WHAT IS EXPECTED:
All lines holding the string "如图所示" are to be shown.

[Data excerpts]
- - -
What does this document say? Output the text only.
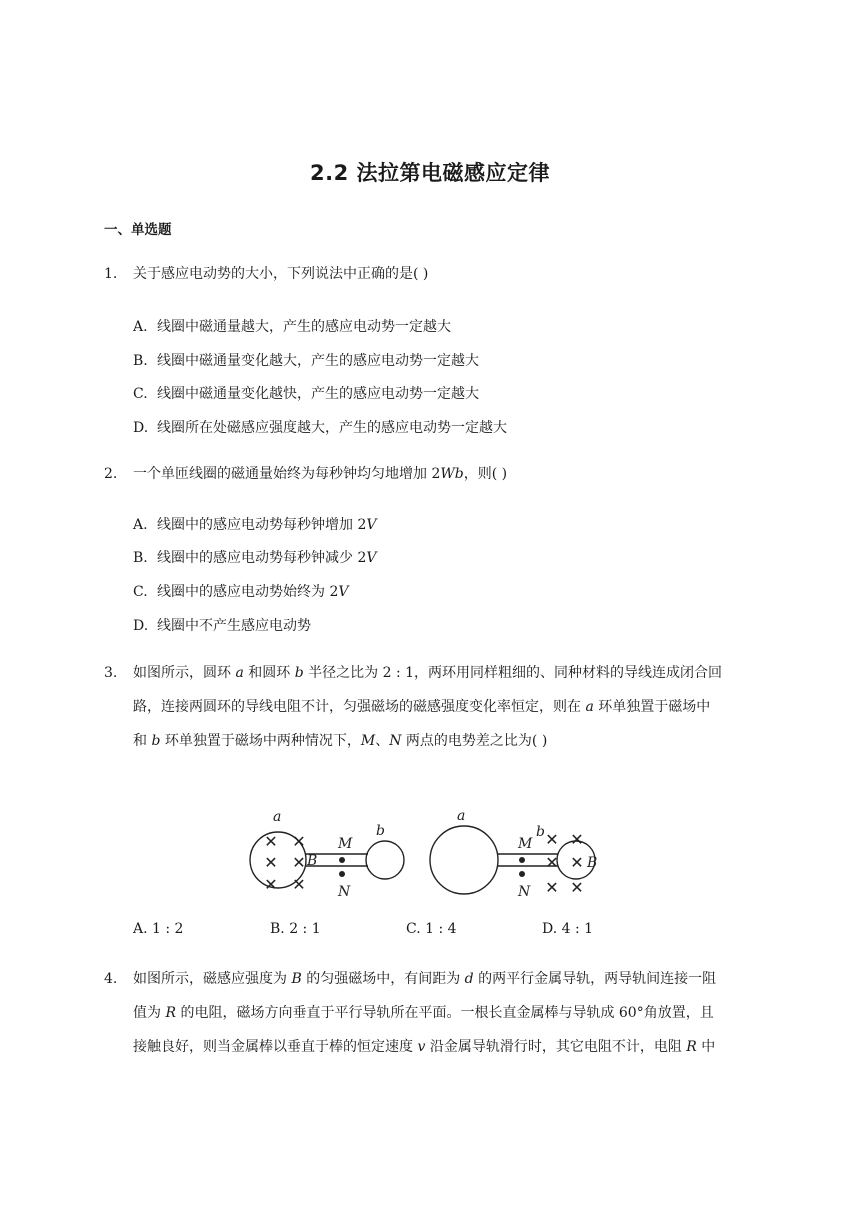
2.2 法拉第电磁感应定律
一、单选题
1. 关于感应电动势的大小，下列说法中正确的是( )
A. 线圈中磁通量越大，产生的感应电动势一定越大
B. 线圈中磁通量变化越大，产生的感应电动势一定越大
C. 线圈中磁通量变化越快，产生的感应电动势一定越大
D. 线圈所在处磁感应强度越大，产生的感应电动势一定越大
2. 一个单匝线圈的磁通量始终为每秒钟均匀地增加 2Wb，则( )
A. 线圈中的感应电动势每秒钟增加 2V
B. 线圈中的感应电动势每秒钟减少 2V
C. 线圈中的感应电动势始终为 2V
D. 线圈中不产生感应电动势
3. 如图所示，圆环 a 和圆环 b 半径之比为 2 : 1，两环用同样粗细的、同种材料的导线连成闭合回
路，连接两圆环的导线电阻不计，匀强磁场的磁感强度变化率恒定，则在 a 环单独置于磁场中
和 b 环单独置于磁场中两种情况下，M、N 两点的电势差之比为( )
✕ ✕
✕ ✕
✕ ✕
✕ ✕
✕ ✕
✕ ✕
a
B
M
N
b
a
M
N
b
B
A. 1 : 2	B. 2 : 1	C. 1 : 4	D. 4 : 1
4. 如图所示，磁感应强度为 B 的匀强磁场中，有间距为 d 的两平行金属导轨，两导轨间连接一阻
值为 R 的电阻，磁场方向垂直于平行导轨所在平面。一根长直金属棒与导轨成 60°角放置，且
接触良好，则当金属棒以垂直于棒的恒定速度 v 沿金属导轨滑行时，其它电阻不计，电阻 R 中
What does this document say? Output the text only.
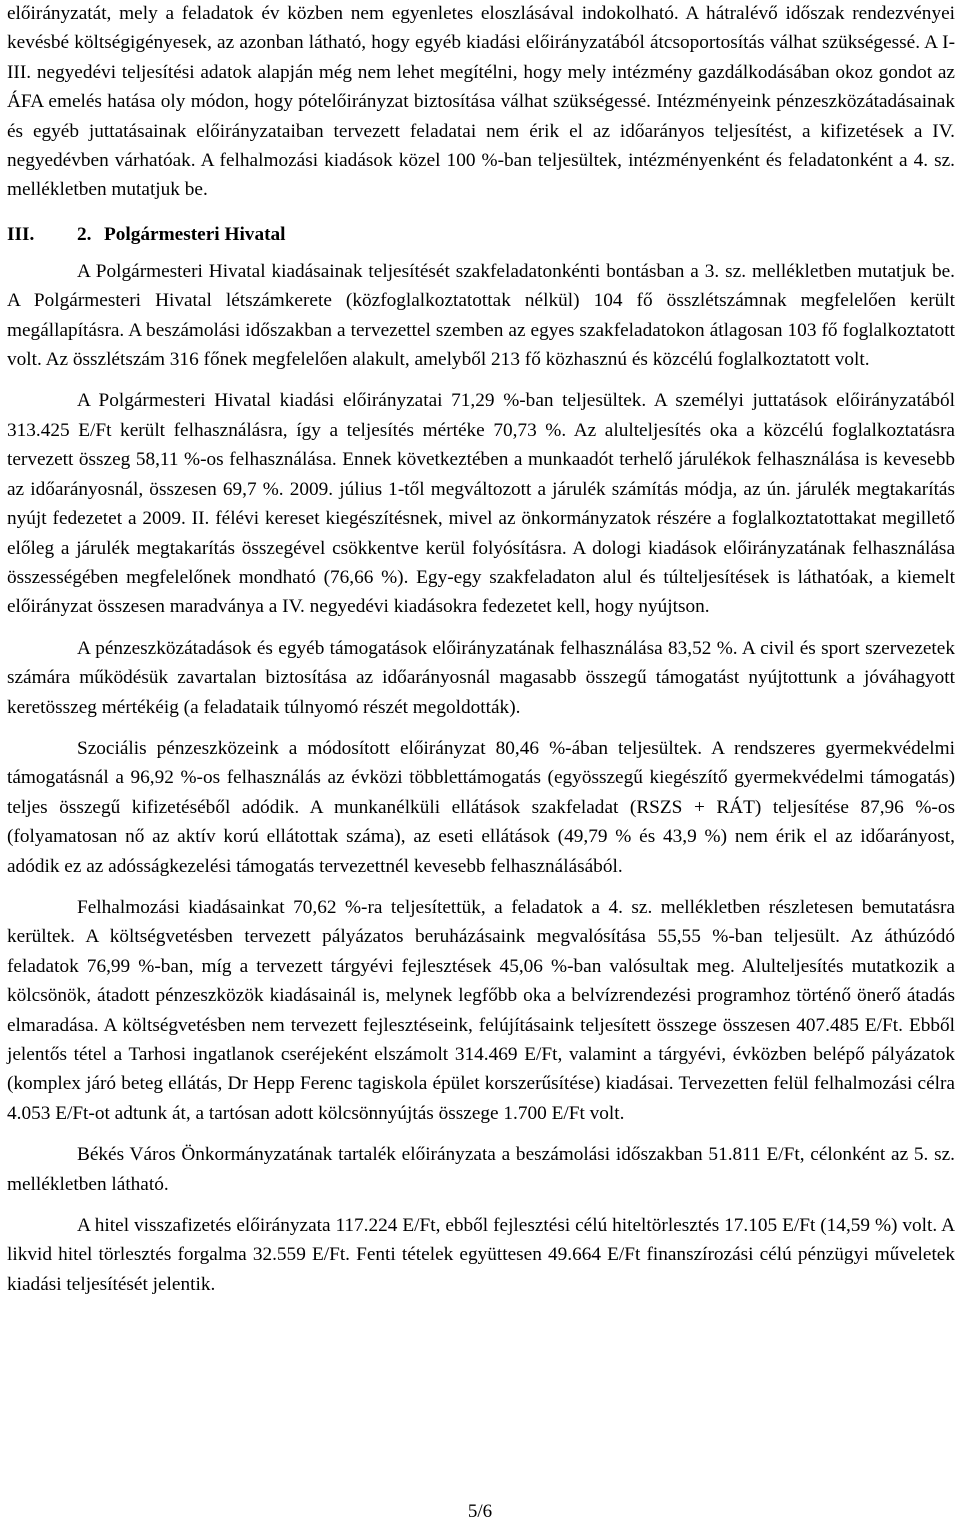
előirányzatát, mely a feladatok év közben nem egyenletes eloszlásával indokolható. A hátralévő időszak rendezvényei kevésbé költségigényesek, az azonban látható, hogy egyéb kiadási előirányzatából átcsoportosítás válhat szükségessé. A I-III. negyedévi teljesítési adatok alapján még nem lehet megítélni, hogy mely intézmény gazdálkodásában okoz gondot az ÁFA emelés hatása oly módon, hogy pótelőirányzat biztosítása válhat szükségessé. Intézményeink pénzeszközátadásainak és egyéb juttatásainak előirányzataiban tervezett feladatai nem érik el az időarányos teljesítést, a kifizetések a IV. negyedévben várhatóak. A felhalmozási kiadások közel 100 %-ban teljesültek, intézményenként és feladatonként a 4. sz. mellékletben mutatjuk be.

III. 2. Polgármesteri Hivatal

A Polgármesteri Hivatal kiadásainak teljesítését szakfeladatonkénti bontásban a 3. sz. mellékletben mutatjuk be. A Polgármesteri Hivatal létszámkerete (közfoglalkoztatottak nélkül) 104 fő összlétszámnak megfelelően került megállapításra. A beszámolási időszakban a tervezettel szemben az egyes szakfeladatokon átlagosan 103 fő foglalkoztatott volt. Az összlétszám 316 főnek megfelelően alakult, amelyből 213 fő közhasznú és közcélú foglalkoztatott volt.

A Polgármesteri Hivatal kiadási előirányzatai 71,29 %-ban teljesültek. A személyi juttatások előirányzatából 313.425 E/Ft került felhasználásra, így a teljesítés mértéke 70,73 %. Az alulteljesítés oka a közcélú foglalkoztatásra tervezett összeg 58,11 %-os felhasználása. Ennek következtében a munkaadót terhelő járulékok felhasználása is kevesebb az időarányosnál, összesen 69,7 %. 2009. július 1-től megváltozott a járulék számítás módja, az ún. járulék megtakarítás nyújt fedezetet a 2009. II. félévi kereset kiegészítésnek, mivel az önkormányzatok részére a foglalkoztatottakat megillető előleg a járulék megtakarítás összegével csökkentve kerül folyósításra. A dologi kiadások előirányzatának felhasználása összességében megfelelőnek mondható (76,66 %). Egy-egy szakfeladaton alul és túlteljesítések is láthatóak, a kiemelt előirányzat összesen maradványa a IV. negyedévi kiadásokra fedezetet kell, hogy nyújtson.

A pénzeszközátadások és egyéb támogatások előirányzatának felhasználása 83,52 %. A civil és sport szervezetek számára működésük zavartalan biztosítása az időarányosnál magasabb összegű támogatást nyújtottunk a jóváhagyott keretösszeg mértékéig (a feladataik túlnyomó részét megoldották).

Szociális pénzeszközeink a módosított előirányzat 80,46 %-ában teljesültek. A rendszeres gyermekvédelmi támogatásnál a 96,92 %-os felhasználás az évközi többlettámogatás (egyösszegű kiegészítő gyermekvédelmi támogatás) teljes összegű kifizetéséből adódik. A munkanélküli ellátások szakfeladat (RSZS + RÁT) teljesítése 87,96 %-os (folyamatosan nő az aktív korú ellátottak száma), az eseti ellátások (49,79 % és 43,9 %) nem érik el az időarányost, adódik ez az adósságkezelési támogatás tervezettnél kevesebb felhasználásából.

Felhalmozási kiadásainkat 70,62 %-ra teljesítettük, a feladatok a 4. sz. mellékletben részletesen bemutatásra kerültek. A költségvetésben tervezett pályázatos beruházásaink megvalósítása 55,55 %-ban teljesült. Az áthúzódó feladatok 76,99 %-ban, míg a tervezett tárgyévi fejlesztések 45,06 %-ban valósultak meg. Alulteljesítés mutatkozik a kölcsönök, átadott pénzeszközök kiadásainál is, melynek legfőbb oka a belvízrendezési programhoz történő önerő átadás elmaradása. A költségvetésben nem tervezett fejlesztéseink, felújításaink teljesített összege összesen 407.485 E/Ft. Ebből jelentős tétel a Tarhosi ingatlanok cseréjeként elszámolt 314.469 E/Ft, valamint a tárgyévi, évközben belépő pályázatok (komplex járó beteg ellátás, Dr Hepp Ferenc tagiskola épület korszerűsítése) kiadásai. Tervezetten felül felhalmozási célra 4.053 E/Ft-ot adtunk át, a tartósan adott kölcsönnyújtás összege 1.700 E/Ft volt.

Békés Város Önkormányzatának tartalék előirányzata a beszámolási időszakban 51.811 E/Ft, célonként az 5. sz. mellékletben látható.

A hitel visszafizetés előirányzata 117.224 E/Ft, ebből fejlesztési célú hiteltörlesztés 17.105 E/Ft (14,59 %) volt. A likvid hitel törlesztés forgalma 32.559 E/Ft. Fenti tételek együttesen 49.664 E/Ft finanszírozási célú pénzügyi műveletek kiadási teljesítését jelentik.

5/6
- - -
SOLUTION TO THE PROBLEM:
3. 如图所示，圆环 a 和圆环 b 半径之比为 2 : 1，两环用同样粗细的、同种材料的导线连成闭合回
4. 如图所示，磁感应强度为 B 的匀强磁场中，有间距为 d 的两平行金属导轨，两导轨间连接一阻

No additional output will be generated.